Element box annotations:

----

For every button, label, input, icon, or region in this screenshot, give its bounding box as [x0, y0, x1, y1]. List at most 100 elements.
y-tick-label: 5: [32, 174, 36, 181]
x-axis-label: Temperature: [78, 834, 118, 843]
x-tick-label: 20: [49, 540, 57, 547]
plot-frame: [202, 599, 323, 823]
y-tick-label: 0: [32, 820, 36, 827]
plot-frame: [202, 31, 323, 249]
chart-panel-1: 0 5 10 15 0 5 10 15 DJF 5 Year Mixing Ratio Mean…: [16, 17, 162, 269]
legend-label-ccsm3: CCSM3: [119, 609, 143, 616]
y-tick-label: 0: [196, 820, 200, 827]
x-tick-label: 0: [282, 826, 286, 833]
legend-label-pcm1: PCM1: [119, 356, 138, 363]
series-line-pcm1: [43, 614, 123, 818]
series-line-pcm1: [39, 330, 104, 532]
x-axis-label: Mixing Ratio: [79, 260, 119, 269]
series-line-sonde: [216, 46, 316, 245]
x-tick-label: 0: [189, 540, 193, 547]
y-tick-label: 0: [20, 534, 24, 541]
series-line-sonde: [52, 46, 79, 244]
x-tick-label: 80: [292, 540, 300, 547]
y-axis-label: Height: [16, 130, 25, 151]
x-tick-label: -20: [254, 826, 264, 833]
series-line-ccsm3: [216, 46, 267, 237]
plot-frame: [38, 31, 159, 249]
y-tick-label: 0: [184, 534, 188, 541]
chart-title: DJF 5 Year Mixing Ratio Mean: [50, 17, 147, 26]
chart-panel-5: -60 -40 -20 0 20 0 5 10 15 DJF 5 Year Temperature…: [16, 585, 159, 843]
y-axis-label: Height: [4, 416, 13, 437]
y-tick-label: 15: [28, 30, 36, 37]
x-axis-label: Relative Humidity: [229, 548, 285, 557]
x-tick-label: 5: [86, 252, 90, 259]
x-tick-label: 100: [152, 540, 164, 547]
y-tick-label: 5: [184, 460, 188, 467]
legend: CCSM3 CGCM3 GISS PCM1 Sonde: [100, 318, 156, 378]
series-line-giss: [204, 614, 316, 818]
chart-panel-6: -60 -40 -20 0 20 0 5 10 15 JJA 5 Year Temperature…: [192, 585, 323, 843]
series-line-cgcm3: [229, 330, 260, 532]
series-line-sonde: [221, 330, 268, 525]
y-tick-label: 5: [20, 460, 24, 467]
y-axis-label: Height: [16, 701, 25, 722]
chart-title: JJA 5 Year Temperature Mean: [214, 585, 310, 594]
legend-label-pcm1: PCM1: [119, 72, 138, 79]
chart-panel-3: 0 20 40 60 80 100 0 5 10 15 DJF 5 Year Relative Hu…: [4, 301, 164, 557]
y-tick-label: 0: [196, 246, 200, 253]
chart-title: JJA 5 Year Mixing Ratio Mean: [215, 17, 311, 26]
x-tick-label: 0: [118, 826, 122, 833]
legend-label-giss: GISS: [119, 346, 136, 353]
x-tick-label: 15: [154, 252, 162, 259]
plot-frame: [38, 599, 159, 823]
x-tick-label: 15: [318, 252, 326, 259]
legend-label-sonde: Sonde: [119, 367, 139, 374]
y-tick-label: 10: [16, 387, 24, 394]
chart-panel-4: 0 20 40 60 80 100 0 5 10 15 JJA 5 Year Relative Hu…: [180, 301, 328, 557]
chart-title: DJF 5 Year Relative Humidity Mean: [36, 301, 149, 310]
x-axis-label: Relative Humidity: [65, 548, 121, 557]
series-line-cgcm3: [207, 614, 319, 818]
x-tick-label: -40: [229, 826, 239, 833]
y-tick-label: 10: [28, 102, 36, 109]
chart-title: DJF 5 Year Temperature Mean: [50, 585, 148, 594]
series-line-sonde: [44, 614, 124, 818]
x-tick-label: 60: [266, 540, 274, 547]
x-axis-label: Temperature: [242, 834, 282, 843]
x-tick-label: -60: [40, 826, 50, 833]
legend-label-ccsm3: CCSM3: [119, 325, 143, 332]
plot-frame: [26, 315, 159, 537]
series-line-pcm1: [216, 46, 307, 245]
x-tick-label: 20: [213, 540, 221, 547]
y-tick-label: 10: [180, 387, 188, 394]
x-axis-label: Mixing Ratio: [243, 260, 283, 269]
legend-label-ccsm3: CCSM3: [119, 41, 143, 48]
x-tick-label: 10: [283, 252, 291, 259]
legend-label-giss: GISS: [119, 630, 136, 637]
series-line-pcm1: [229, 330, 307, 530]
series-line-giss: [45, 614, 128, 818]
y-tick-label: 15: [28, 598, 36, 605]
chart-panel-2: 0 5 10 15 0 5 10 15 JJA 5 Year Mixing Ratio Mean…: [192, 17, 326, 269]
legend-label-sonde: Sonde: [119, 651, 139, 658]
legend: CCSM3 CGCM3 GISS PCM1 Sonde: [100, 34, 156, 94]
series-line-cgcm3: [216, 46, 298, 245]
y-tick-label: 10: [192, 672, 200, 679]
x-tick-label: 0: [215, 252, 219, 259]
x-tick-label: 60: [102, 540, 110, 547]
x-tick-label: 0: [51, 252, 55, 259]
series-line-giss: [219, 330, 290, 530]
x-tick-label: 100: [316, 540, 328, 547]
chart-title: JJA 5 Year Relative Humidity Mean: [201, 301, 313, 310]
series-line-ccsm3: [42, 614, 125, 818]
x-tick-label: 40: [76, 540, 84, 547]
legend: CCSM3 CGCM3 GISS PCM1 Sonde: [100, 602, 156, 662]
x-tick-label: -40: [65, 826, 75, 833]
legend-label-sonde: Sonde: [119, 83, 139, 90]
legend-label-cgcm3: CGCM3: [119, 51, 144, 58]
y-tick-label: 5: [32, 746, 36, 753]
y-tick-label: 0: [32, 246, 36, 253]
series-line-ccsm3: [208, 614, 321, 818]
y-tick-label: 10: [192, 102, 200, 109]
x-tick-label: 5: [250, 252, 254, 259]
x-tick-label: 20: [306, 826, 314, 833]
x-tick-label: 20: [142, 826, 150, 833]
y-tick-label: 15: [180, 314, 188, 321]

----

EXERCISE INSTRUCTIONS
Copy every line of the records above, changing nothing.

COMPLETE ANSWER
For every button, label, input, icon, or region in this screenshot, give its bounding box as [x0, y0, x1, y1]. List at most 100 elements.
y-tick-label: 5: [32, 174, 36, 181]
x-axis-label: Temperature: [78, 834, 118, 843]
x-tick-label: 20: [49, 540, 57, 547]
plot-frame: [202, 599, 323, 823]
y-tick-label: 0: [32, 820, 36, 827]
plot-frame: [202, 31, 323, 249]
chart-panel-1: 0 5 10 15 0 5 10 15 DJF 5 Year Mixing Ratio Mean…: [16, 17, 162, 269]
legend-label-ccsm3: CCSM3: [119, 609, 143, 616]
y-tick-label: 0: [196, 820, 200, 827]
x-tick-label: 0: [282, 826, 286, 833]
legend-label-pcm1: PCM1: [119, 356, 138, 363]
series-line-pcm1: [43, 614, 123, 818]
series-line-pcm1: [39, 330, 104, 532]
x-axis-label: Mixing Ratio: [79, 260, 119, 269]
series-line-sonde: [216, 46, 316, 245]
x-tick-label: 0: [189, 540, 193, 547]
y-tick-label: 0: [20, 534, 24, 541]
series-line-sonde: [52, 46, 79, 244]
x-tick-label: 80: [292, 540, 300, 547]
y-axis-label: Height: [16, 130, 25, 151]
x-tick-label: -20: [254, 826, 264, 833]
series-line-ccsm3: [216, 46, 267, 237]
plot-frame: [38, 31, 159, 249]
y-tick-label: 0: [184, 534, 188, 541]
chart-title: DJF 5 Year Mixing Ratio Mean: [50, 17, 147, 26]
chart-panel-5: -60 -40 -20 0 20 0 5 10 15 DJF 5 Year Temperature…: [16, 585, 159, 843]
y-axis-label: Height: [4, 416, 13, 437]
y-tick-label: 15: [28, 30, 36, 37]
x-axis-label: Relative Humidity: [229, 548, 285, 557]
x-tick-label: 5: [86, 252, 90, 259]
x-tick-label: 100: [152, 540, 164, 547]
y-tick-label: 5: [184, 460, 188, 467]
legend: CCSM3 CGCM3 GISS PCM1 Sonde: [100, 318, 156, 378]
series-line-giss: [204, 614, 316, 818]
chart-panel-6: -60 -40 -20 0 20 0 5 10 15 JJA 5 Year Temperature…: [192, 585, 323, 843]
series-line-cgcm3: [229, 330, 260, 532]
series-line-sonde: [221, 330, 268, 525]
y-tick-label: 5: [20, 460, 24, 467]
y-axis-label: Height: [16, 701, 25, 722]
chart-title: JJA 5 Year Temperature Mean: [214, 585, 310, 594]
legend-label-pcm1: PCM1: [119, 72, 138, 79]
chart-panel-3: 0 20 40 60 80 100 0 5 10 15 DJF 5 Year Relative Hu…: [4, 301, 164, 557]
y-tick-label: 0: [196, 246, 200, 253]
chart-title: JJA 5 Year Mixing Ratio Mean: [215, 17, 311, 26]
x-tick-label: 0: [118, 826, 122, 833]
legend-label-giss: GISS: [119, 346, 136, 353]
x-tick-label: 15: [154, 252, 162, 259]
plot-frame: [38, 599, 159, 823]
x-tick-label: 15: [318, 252, 326, 259]
legend-label-sonde: Sonde: [119, 367, 139, 374]
y-tick-label: 10: [16, 387, 24, 394]
chart-panel-4: 0 20 40 60 80 100 0 5 10 15 JJA 5 Year Relative Hu…: [180, 301, 328, 557]
chart-title: DJF 5 Year Relative Humidity Mean: [36, 301, 149, 310]
x-axis-label: Relative Humidity: [65, 548, 121, 557]
series-line-cgcm3: [207, 614, 319, 818]
x-tick-label: -40: [229, 826, 239, 833]
y-tick-label: 10: [28, 102, 36, 109]
chart-title: DJF 5 Year Temperature Mean: [50, 585, 148, 594]
series-line-sonde: [44, 614, 124, 818]
x-tick-label: 60: [266, 540, 274, 547]
x-axis-label: Temperature: [242, 834, 282, 843]
x-tick-label: -60: [40, 826, 50, 833]
legend-label-ccsm3: CCSM3: [119, 325, 143, 332]
plot-frame: [26, 315, 159, 537]
series-line-pcm1: [216, 46, 307, 245]
x-tick-label: 20: [213, 540, 221, 547]
y-tick-label: 10: [180, 387, 188, 394]
x-axis-label: Mixing Ratio: [243, 260, 283, 269]
legend-label-ccsm3: CCSM3: [119, 41, 143, 48]
x-tick-label: 10: [283, 252, 291, 259]
legend-label-giss: GISS: [119, 630, 136, 637]
series-line-pcm1: [229, 330, 307, 530]
series-line-giss: [45, 614, 128, 818]
y-tick-label: 15: [28, 598, 36, 605]
chart-panel-2: 0 5 10 15 0 5 10 15 JJA 5 Year Mixing Ratio Mean…: [192, 17, 326, 269]
legend-label-sonde: Sonde: [119, 651, 139, 658]
legend: CCSM3 CGCM3 GISS PCM1 Sonde: [100, 34, 156, 94]
series-line-cgcm3: [216, 46, 298, 245]
y-tick-label: 10: [192, 672, 200, 679]
x-tick-label: 0: [215, 252, 219, 259]
x-tick-label: 60: [102, 540, 110, 547]
x-tick-label: 0: [51, 252, 55, 259]
series-line-giss: [219, 330, 290, 530]
x-tick-label: 100: [316, 540, 328, 547]
chart-title: JJA 5 Year Relative Humidity Mean: [201, 301, 313, 310]
series-line-ccsm3: [42, 614, 125, 818]
x-tick-label: 40: [76, 540, 84, 547]
legend: CCSM3 CGCM3 GISS PCM1 Sonde: [100, 602, 156, 662]
x-tick-label: -40: [65, 826, 75, 833]
legend-label-sonde: Sonde: [119, 83, 139, 90]
legend-label-cgcm3: CGCM3: [119, 51, 144, 58]
y-tick-label: 5: [32, 746, 36, 753]
y-tick-label: 0: [32, 246, 36, 253]
series-line-ccsm3: [208, 614, 321, 818]
y-tick-label: 10: [192, 102, 200, 109]
x-tick-label: 5: [250, 252, 254, 259]
x-tick-label: 20: [306, 826, 314, 833]
x-tick-label: 20: [142, 826, 150, 833]
y-tick-label: 15: [180, 314, 188, 321]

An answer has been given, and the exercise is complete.